Without the pictures, reproduce the records that follow exactly.

THE RECORDS
════════

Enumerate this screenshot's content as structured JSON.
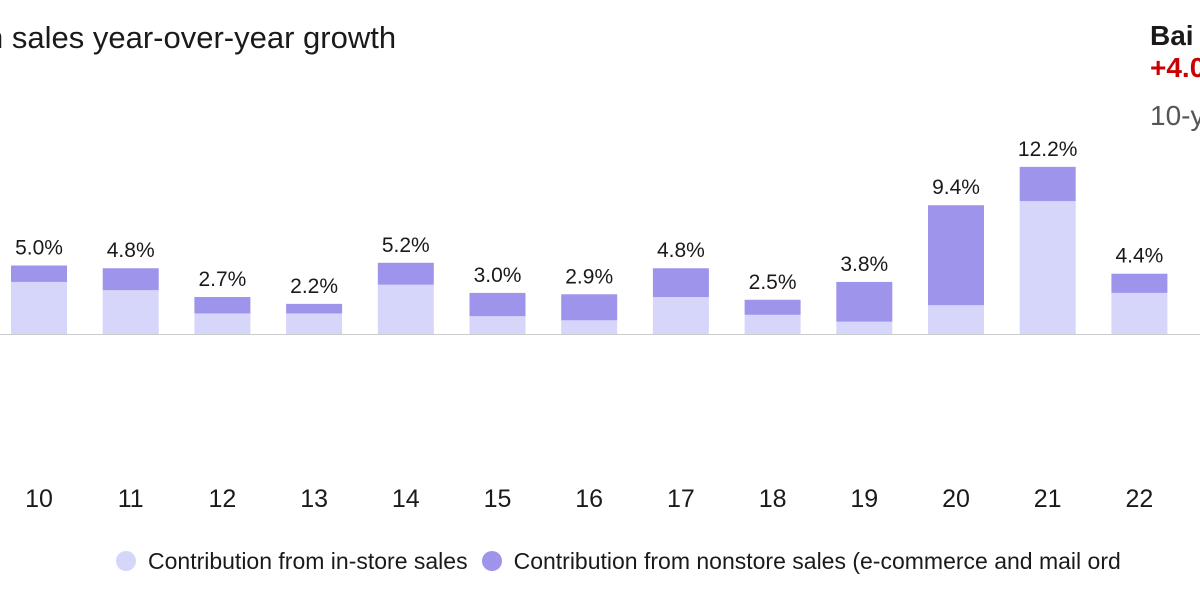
{
  "header": {
    "title": "n sales year-over-year growth",
    "side_name": "Bai",
    "side_value": "+4.0",
    "side_sub": "10-y"
  },
  "colors": {
    "instore": "#d6d6fb",
    "nonstore": "#9e94ec",
    "axis": "#cccccc",
    "text": "#1a1a1a",
    "highlight": "#cc0000"
  },
  "chart_data": {
    "type": "bar",
    "stacked": true,
    "categories": [
      "10",
      "11",
      "12",
      "13",
      "14",
      "15",
      "16",
      "17",
      "18",
      "19",
      "20",
      "21",
      "22"
    ],
    "series": [
      {
        "name": "Contribution from in-store sales",
        "values": [
          3.8,
          3.2,
          1.5,
          1.5,
          3.6,
          1.3,
          1.0,
          2.7,
          1.4,
          0.9,
          2.1,
          9.7,
          3.0
        ]
      },
      {
        "name": "Contribution from nonstore sales (e-commerce and mail ord",
        "values": [
          1.2,
          1.6,
          1.2,
          0.7,
          1.6,
          1.7,
          1.9,
          2.1,
          1.1,
          2.9,
          7.3,
          2.5,
          1.4
        ]
      }
    ],
    "totals": [
      5.0,
      4.8,
      2.7,
      2.2,
      5.2,
      3.0,
      2.9,
      4.8,
      2.5,
      3.8,
      9.4,
      12.2,
      4.4
    ],
    "total_labels": [
      "5.0%",
      "4.8%",
      "2.7%",
      "2.2%",
      "5.2%",
      "3.0%",
      "2.9%",
      "4.8%",
      "2.5%",
      "3.8%",
      "9.4%",
      "12.2%",
      "4.4%"
    ],
    "legend_position": "bottom",
    "grid": false
  },
  "legend": {
    "instore_label": "Contribution from in-store sales",
    "nonstore_label": "Contribution from nonstore sales (e-commerce and mail ord"
  }
}
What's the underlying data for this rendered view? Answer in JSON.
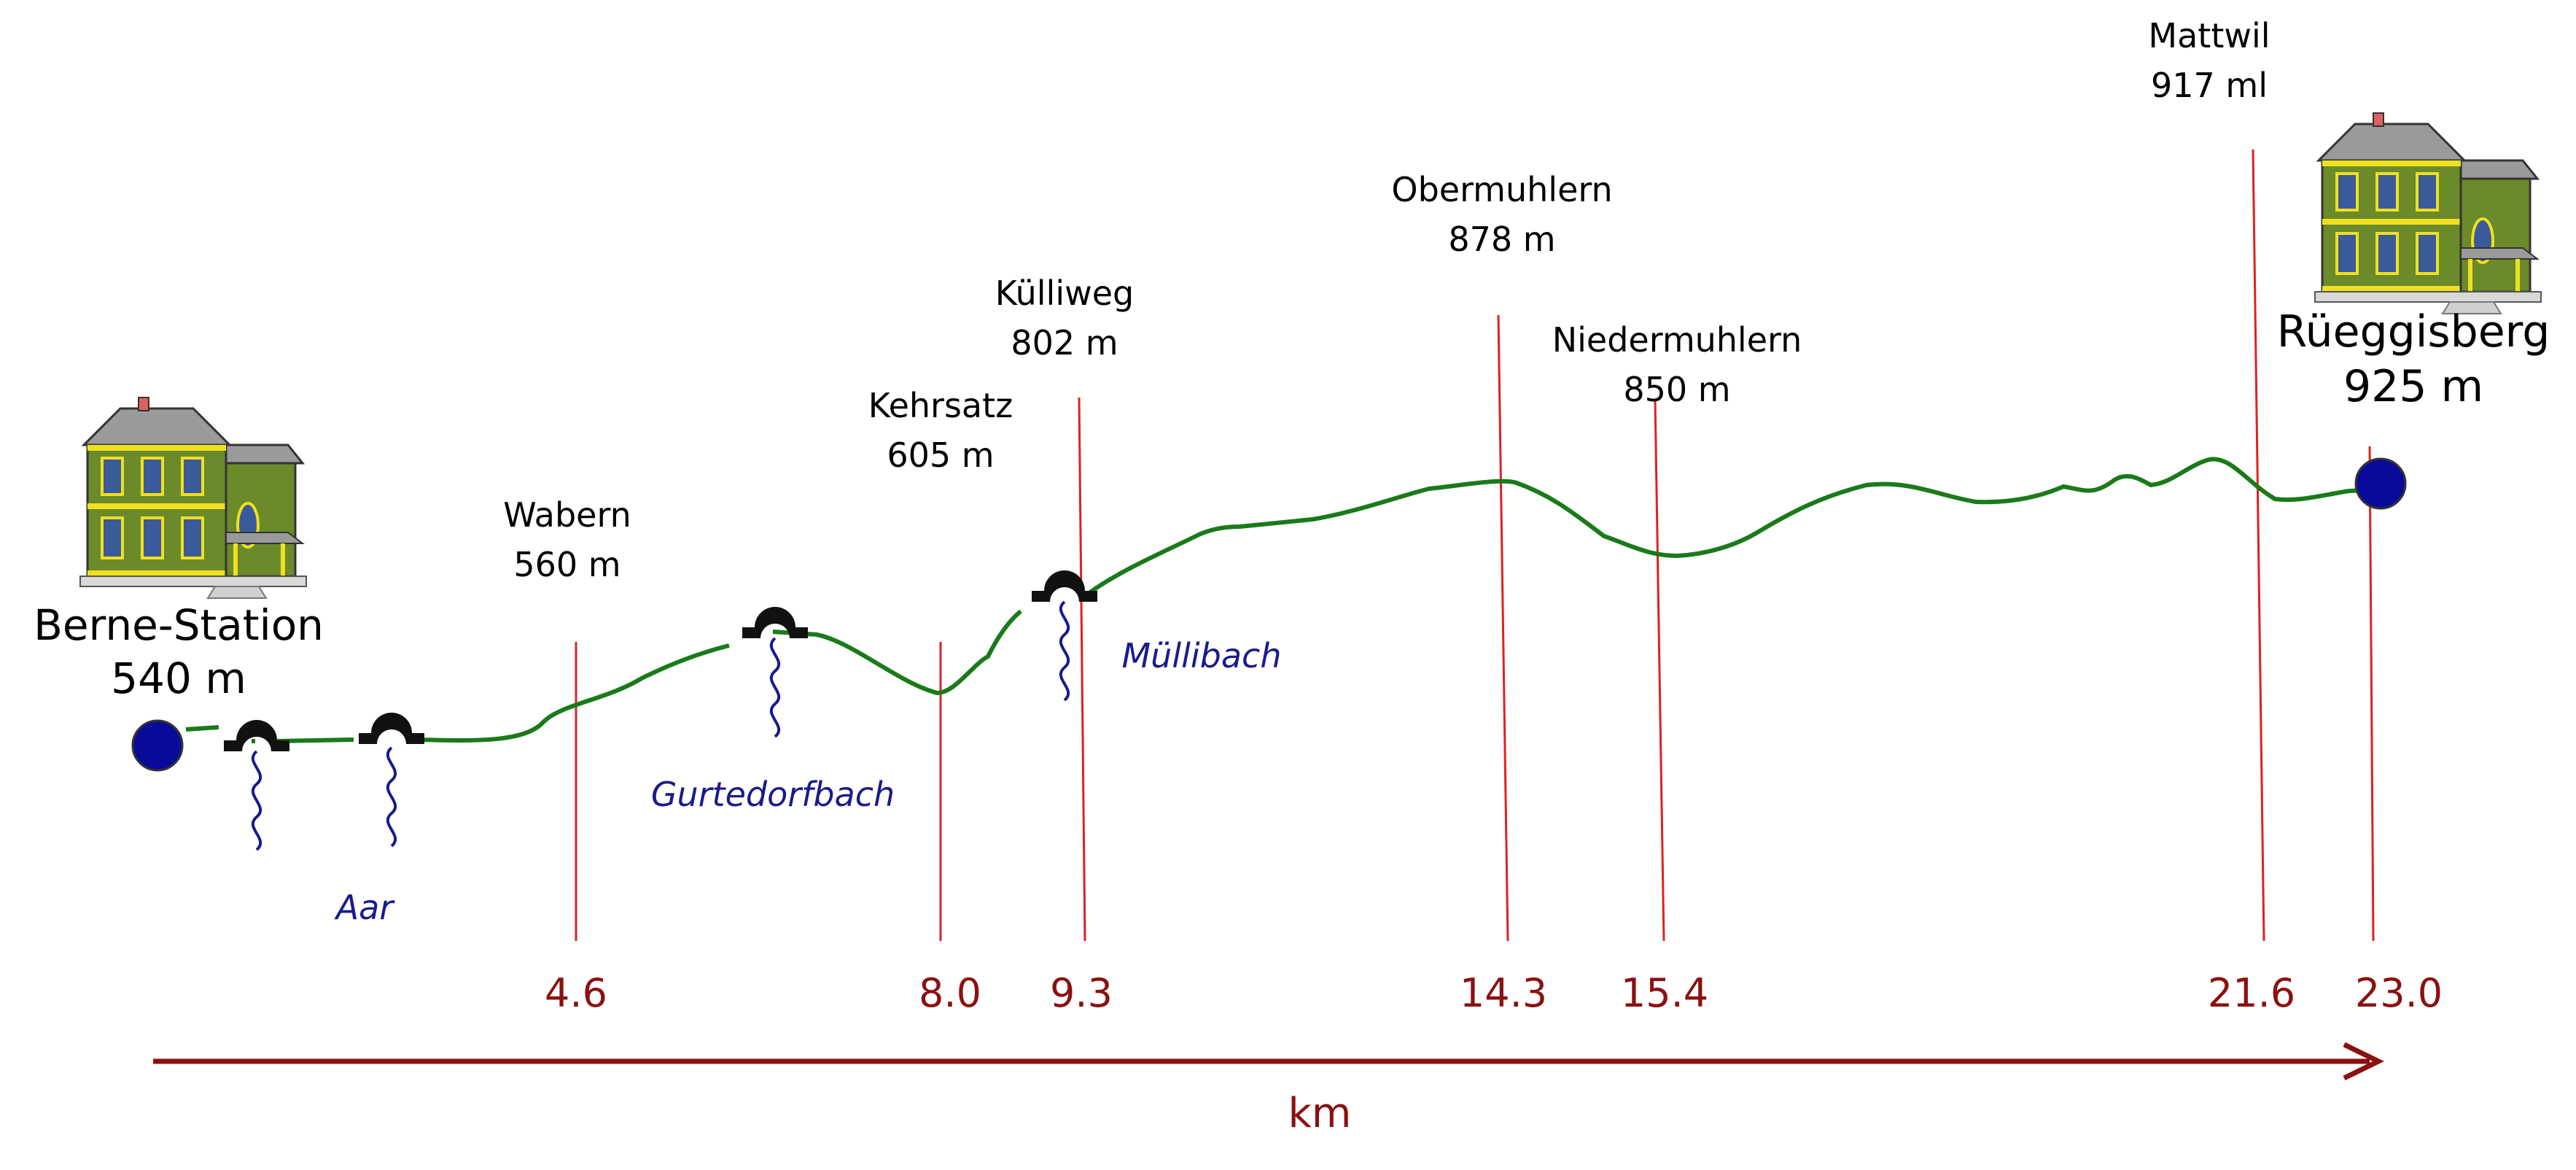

════════

EXPECTED ANSWER
Enumerate this screenshot's content as structured JSON.
{
  "header": {
    "title": "n sales year-over-year growth",
    "side_name": "Bai",
    "side_value": "+4.0",
    "side_sub": "10-y"
  },
  "colors": {
    "instore": "#d6d6fb",
    "nonstore": "#9e94ec",
    "axis": "#cccccc",
    "text": "#1a1a1a",
    "highlight": "#cc0000"
  },
  "chart_data": {
    "type": "bar",
    "stacked": true,
    "categories": [
      "10",
      "11",
      "12",
      "13",
      "14",
      "15",
      "16",
      "17",
      "18",
      "19",
      "20",
      "21",
      "22"
    ],
    "series": [
      {
        "name": "Contribution from in-store sales",
        "values": [
          3.8,
          3.2,
          1.5,
          1.5,
          3.6,
          1.3,
          1.0,
          2.7,
          1.4,
          0.9,
          2.1,
          9.7,
          3.0
        ]
      },
      {
        "name": "Contribution from nonstore sales (e-commerce and mail ord",
        "values": [
          1.2,
          1.6,
          1.2,
          0.7,
          1.6,
          1.7,
          1.9,
          2.1,
          1.1,
          2.9,
          7.3,
          2.5,
          1.4
        ]
      }
    ],
    "totals": [
      5.0,
      4.8,
      2.7,
      2.2,
      5.2,
      3.0,
      2.9,
      4.8,
      2.5,
      3.8,
      9.4,
      12.2,
      4.4
    ],
    "total_labels": [
      "5.0%",
      "4.8%",
      "2.7%",
      "2.2%",
      "5.2%",
      "3.0%",
      "2.9%",
      "4.8%",
      "2.5%",
      "3.8%",
      "9.4%",
      "12.2%",
      "4.4%"
    ],
    "legend_position": "bottom",
    "grid": false
  },
  "legend": {
    "instore_label": "Contribution from in-store sales",
    "nonstore_label": "Contribution from nonstore sales (e-commerce and mail ord"
  }
}
What's the underlying data for this rendered view? Answer in JSON.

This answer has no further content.